Start of Records to use

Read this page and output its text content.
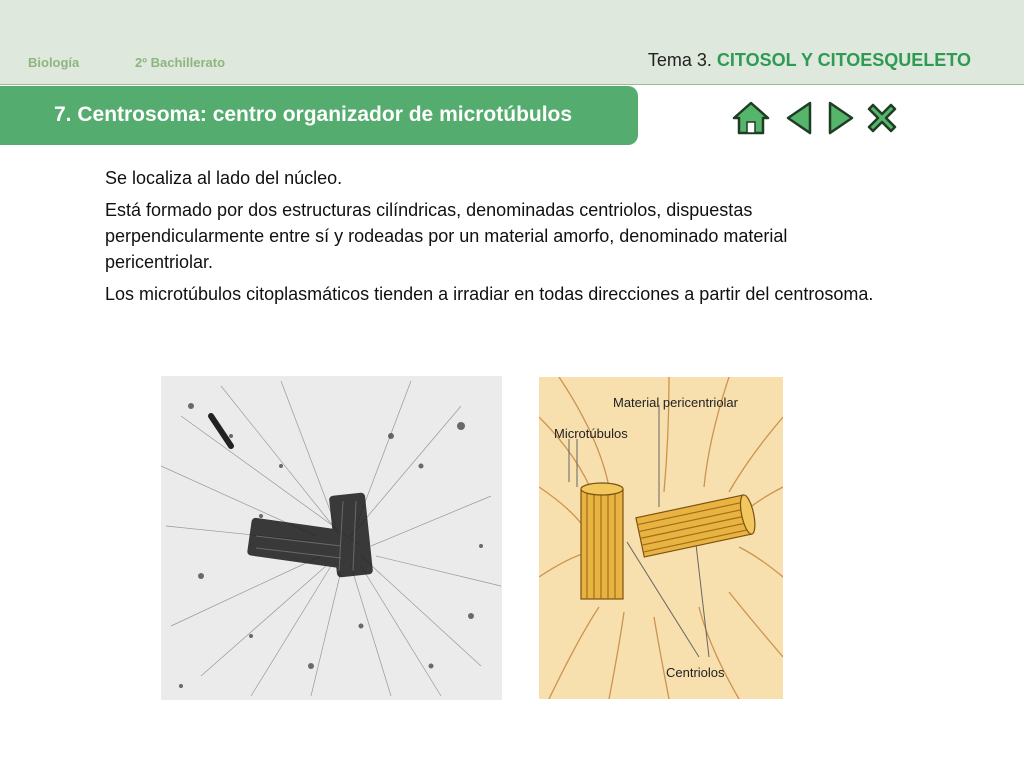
Biología	2º Bachillerato	Tema 3. CITOSOL Y CITOESQUELETO
7. Centrosoma: centro organizador de microtúbulos

Se localiza al lado del núcleo.

Está formado por dos estructuras cilíndricas, denominadas centriolos, dispuestas perpendicularmente entre sí y rodeadas por un material amorfo, denominado material pericentriolar.

Los microtúbulos citoplasmáticos tienden a irradiar en todas direcciones a partir del centrosoma.

Material pericentriolar
Microtúbulos
Centriolos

End of Records to use

> **What is needed**:
The records above must be printed exactly; the pictures stay out.

> **Result of this task**:
Read this page and output its text content.
Biología	2º Bachillerato	Tema 3. CITOSOL Y CITOESQUELETO
7. Centrosoma: centro organizador de microtúbulos

Se localiza al lado del núcleo.

Está formado por dos estructuras cilíndricas, denominadas centriolos, dispuestas perpendicularmente entre sí y rodeadas por un material amorfo, denominado material pericentriolar.

Los microtúbulos citoplasmáticos tienden a irradiar en todas direcciones a partir del centrosoma.

Material pericentriolar
Microtúbulos
Centriolos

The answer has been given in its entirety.